_Extracted material_.

════════

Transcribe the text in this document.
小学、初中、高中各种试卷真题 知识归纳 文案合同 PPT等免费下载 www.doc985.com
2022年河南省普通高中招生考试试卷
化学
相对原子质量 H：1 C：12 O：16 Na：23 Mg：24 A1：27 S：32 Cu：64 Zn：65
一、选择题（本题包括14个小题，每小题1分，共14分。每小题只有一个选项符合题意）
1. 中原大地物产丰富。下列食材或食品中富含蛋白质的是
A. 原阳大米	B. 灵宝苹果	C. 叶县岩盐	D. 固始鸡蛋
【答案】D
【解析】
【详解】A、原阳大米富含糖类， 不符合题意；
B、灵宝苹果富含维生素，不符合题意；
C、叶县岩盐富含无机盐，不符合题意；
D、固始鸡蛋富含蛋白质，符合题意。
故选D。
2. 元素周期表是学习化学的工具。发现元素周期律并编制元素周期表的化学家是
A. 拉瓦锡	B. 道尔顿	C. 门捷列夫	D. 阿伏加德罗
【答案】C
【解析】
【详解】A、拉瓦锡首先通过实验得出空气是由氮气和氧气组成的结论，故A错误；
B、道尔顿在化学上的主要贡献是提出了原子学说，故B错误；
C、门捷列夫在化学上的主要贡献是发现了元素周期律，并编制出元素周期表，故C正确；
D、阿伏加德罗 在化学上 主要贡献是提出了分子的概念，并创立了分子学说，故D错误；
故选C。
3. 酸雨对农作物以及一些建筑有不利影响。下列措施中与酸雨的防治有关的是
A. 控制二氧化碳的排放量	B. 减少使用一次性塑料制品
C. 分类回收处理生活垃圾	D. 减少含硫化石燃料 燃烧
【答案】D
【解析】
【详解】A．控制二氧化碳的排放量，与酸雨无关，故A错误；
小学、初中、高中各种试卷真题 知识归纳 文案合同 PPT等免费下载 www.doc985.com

════════

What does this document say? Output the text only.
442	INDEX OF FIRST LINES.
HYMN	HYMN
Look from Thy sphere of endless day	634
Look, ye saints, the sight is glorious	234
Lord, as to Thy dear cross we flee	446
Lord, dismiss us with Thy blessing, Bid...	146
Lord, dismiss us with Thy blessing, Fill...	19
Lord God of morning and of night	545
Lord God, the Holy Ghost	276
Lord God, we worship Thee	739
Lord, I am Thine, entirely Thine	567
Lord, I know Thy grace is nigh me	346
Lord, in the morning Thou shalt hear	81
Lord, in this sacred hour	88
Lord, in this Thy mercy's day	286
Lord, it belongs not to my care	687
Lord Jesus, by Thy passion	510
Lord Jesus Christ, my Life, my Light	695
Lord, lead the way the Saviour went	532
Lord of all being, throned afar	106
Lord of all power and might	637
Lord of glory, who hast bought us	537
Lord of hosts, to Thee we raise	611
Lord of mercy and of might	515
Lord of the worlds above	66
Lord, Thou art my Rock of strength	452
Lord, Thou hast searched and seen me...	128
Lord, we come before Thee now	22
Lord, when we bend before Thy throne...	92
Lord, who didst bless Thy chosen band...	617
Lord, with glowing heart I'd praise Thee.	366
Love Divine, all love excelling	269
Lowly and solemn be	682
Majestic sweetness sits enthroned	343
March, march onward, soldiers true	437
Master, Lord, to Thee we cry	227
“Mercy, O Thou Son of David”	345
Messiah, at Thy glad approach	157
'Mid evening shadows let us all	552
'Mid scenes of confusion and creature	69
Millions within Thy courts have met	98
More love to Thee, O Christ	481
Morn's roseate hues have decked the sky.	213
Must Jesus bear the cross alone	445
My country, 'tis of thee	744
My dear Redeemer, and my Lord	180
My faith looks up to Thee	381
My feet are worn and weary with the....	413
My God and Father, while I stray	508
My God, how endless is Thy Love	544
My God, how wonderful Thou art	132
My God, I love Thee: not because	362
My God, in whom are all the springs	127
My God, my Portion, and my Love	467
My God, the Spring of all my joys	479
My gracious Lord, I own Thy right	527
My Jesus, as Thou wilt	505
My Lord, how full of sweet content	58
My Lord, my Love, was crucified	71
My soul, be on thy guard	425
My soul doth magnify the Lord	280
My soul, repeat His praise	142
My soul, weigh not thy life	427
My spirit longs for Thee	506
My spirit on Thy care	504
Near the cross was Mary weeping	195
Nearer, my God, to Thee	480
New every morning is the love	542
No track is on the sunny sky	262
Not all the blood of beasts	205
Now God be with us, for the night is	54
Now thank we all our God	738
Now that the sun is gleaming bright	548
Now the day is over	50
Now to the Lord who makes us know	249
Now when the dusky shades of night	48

════════

_Stated goal_.
Read the data above. Pull out each line in which the string "text" appears.

_Full output_.
Transcribe the text in this document.
What does this document say? Output the text only.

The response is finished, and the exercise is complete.